> [Tasks to carry out]:
a - Translate this sentence from the post on the Simple Biostats Package into Spanish: "As part of our DataWhys project, we have been collaborating with Stan Pounds at St. Jude Children’s Research Hospital."
b - According to the post on the Simple Biostats Package, how many observations does the Grade variable have?
c - Rewrite the paragraph beginning "For example, grade=describe" in the post on the Simple Biostats Package, together with its bulleted list, as a shorter list that keeps the main facts.

> [Exercise passage]:

▬▬▬▬▬▬▬▬▬▬

Did you know that you can navigate the posts by swiping left and right?

Simple Biostats Package (SBP)

31 May 2024 . Category . Comments #research #education-research #datawhys #data-science #machine-learning #programming #statistics #service #outreach

As part of our DataWhys project, we have been collaborating with Stan Pounds at St. Jude Children’s Research Hospital.

Stan is involved in multiple aspects of graduate education at St. Jude, and has part of that, he has created a set of R scripts that simplify the use of common R tasks down to a single function call.

For example, grade=describe("Grade",nki70) will, for the Grade variable of the nki70 dataset:

  • Create a plot of the appropriate type (in this case a bar chart with a bar for each level of the categorical variable and height equal to the $n$ of that level)
  • Create a table with $n$ and percents for those variables
  • Output a textual description of the results, i.e. “The categorical variable Grade has 144 observations: 48 Poorly diff (33.33%), 55 Intermediate (38.19%), 41 Well diff (28.47%).”

This is quite an interesting high level interface to R and in several ways, it overlaps/matches some of our project goals for creating a high level blocks programming language.

▬▬▬▬▬▬▬▬▬▬

> [Information supplied]:
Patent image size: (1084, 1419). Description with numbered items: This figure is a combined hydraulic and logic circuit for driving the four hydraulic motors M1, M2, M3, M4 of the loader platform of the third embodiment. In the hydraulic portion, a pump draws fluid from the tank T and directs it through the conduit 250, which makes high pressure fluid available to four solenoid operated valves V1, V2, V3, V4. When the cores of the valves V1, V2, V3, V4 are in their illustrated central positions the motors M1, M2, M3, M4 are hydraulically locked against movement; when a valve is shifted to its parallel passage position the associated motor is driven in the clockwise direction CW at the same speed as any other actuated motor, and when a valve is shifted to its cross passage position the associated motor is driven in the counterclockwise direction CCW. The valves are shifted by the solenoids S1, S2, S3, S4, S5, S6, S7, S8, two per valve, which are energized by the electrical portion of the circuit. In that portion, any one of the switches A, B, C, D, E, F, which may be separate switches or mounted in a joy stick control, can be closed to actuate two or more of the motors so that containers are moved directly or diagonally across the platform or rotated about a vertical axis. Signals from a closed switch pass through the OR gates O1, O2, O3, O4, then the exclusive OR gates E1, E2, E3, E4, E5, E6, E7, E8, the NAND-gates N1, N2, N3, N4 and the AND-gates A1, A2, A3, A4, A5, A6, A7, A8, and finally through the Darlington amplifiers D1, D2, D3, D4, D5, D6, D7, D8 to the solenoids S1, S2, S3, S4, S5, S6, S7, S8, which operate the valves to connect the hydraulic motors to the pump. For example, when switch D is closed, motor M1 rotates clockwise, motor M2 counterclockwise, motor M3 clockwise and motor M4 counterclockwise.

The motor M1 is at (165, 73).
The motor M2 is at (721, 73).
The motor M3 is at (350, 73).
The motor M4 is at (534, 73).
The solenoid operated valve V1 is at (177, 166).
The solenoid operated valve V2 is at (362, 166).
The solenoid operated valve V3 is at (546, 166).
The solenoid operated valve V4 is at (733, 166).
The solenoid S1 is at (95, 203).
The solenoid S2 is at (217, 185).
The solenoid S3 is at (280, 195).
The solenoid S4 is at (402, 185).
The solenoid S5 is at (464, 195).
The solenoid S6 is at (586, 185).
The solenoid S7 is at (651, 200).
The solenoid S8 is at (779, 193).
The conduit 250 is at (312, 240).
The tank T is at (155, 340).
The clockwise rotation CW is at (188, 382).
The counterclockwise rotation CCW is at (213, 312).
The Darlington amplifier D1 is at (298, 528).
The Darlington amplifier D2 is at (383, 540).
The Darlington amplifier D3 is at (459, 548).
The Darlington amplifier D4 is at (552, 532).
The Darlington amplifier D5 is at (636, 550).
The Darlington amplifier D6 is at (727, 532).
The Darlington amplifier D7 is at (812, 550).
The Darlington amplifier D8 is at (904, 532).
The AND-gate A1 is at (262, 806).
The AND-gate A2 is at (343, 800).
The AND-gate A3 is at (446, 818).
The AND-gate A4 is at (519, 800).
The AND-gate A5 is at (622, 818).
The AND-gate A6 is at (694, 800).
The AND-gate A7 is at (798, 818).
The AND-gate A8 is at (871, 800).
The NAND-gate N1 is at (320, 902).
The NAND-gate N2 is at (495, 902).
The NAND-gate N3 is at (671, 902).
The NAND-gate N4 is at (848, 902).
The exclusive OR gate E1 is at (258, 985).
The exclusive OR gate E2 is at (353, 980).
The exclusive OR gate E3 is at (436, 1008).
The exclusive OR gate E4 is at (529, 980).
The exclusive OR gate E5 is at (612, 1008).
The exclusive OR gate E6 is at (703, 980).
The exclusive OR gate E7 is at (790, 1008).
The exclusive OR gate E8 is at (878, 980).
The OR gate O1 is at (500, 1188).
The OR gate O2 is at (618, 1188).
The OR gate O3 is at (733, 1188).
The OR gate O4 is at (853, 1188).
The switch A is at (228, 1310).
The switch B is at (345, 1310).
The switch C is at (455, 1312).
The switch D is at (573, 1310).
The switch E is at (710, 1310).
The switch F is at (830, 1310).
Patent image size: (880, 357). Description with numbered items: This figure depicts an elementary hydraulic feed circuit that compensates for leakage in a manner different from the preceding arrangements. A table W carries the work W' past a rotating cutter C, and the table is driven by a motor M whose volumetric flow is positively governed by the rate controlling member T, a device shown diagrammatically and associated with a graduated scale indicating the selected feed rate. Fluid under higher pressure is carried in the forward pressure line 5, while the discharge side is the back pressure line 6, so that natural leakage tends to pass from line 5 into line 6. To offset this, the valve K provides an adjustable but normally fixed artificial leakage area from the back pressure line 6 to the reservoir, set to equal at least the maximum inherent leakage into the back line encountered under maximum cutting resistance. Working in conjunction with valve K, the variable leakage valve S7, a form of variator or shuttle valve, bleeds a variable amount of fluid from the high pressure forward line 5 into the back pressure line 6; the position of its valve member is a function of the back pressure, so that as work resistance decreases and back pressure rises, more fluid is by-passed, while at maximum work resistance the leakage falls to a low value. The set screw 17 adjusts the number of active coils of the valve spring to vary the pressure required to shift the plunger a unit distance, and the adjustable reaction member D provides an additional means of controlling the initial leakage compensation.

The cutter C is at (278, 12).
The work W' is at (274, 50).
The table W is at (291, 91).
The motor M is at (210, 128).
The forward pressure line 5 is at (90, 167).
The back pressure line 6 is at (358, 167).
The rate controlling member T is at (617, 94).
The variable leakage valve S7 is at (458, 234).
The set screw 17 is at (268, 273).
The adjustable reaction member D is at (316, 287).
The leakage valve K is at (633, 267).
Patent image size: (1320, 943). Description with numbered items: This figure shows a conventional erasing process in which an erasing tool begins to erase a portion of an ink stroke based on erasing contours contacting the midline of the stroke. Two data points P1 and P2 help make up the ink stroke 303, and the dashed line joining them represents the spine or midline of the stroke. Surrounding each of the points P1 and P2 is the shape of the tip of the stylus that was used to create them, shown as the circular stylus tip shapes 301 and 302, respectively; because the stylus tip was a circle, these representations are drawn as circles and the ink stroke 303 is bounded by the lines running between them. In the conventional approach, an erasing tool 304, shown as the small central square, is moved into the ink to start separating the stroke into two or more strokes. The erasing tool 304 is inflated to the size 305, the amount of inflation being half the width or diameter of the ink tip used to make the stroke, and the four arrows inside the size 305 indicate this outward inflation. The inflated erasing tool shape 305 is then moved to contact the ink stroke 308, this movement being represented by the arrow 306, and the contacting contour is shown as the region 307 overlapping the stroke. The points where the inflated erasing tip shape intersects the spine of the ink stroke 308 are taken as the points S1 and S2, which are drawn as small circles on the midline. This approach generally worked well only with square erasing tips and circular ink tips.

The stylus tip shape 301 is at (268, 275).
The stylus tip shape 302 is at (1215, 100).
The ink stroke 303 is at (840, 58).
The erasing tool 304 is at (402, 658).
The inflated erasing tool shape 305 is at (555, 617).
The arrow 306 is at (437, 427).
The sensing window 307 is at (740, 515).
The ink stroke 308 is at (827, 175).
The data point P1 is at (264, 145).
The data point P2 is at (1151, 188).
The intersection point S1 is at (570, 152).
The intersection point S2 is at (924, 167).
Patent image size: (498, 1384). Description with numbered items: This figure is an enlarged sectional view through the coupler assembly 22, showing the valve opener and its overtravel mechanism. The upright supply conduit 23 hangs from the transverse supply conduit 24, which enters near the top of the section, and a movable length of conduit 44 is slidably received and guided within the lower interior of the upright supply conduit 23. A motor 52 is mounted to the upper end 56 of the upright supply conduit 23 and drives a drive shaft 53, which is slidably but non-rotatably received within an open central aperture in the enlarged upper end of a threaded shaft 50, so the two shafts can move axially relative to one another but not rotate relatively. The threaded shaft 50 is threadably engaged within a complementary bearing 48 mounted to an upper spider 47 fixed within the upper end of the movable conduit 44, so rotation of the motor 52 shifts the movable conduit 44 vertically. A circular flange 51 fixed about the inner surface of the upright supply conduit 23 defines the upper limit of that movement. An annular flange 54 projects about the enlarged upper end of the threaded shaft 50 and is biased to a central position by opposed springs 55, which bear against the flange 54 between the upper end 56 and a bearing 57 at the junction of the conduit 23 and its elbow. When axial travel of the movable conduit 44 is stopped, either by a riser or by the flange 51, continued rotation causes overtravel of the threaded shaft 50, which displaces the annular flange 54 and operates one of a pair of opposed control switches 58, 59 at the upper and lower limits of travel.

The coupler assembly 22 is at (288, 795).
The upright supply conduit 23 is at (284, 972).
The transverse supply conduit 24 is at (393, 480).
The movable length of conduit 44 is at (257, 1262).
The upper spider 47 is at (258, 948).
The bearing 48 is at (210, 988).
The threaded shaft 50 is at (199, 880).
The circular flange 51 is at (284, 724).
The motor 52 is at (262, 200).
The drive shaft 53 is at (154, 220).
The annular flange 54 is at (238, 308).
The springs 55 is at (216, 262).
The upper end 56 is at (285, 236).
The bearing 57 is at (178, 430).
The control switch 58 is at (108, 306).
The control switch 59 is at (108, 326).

▬▬▬▬▬▬▬▬▬▬

> [Answers to the problems]:
a - Como parte de nuestro proyecto DataWhys, hemos estado colaborando con Stan Pounds en el St. Jude Children’s Research Hospital.

b - 144 observations.

c -
For the Grade variable of the nki70 dataset, grade=describe("Grade",nki70) will:
- Create a suitable plot. Here it is a bar chart with one bar per level, and each bar's height is that level's n.
- Create a table of n and percents.
- Output a text description of the results: 144 observations, made up of 48 Poorly diff (33.33%), 55 Intermediate (38.19%) and 41 Well diff (28.47%).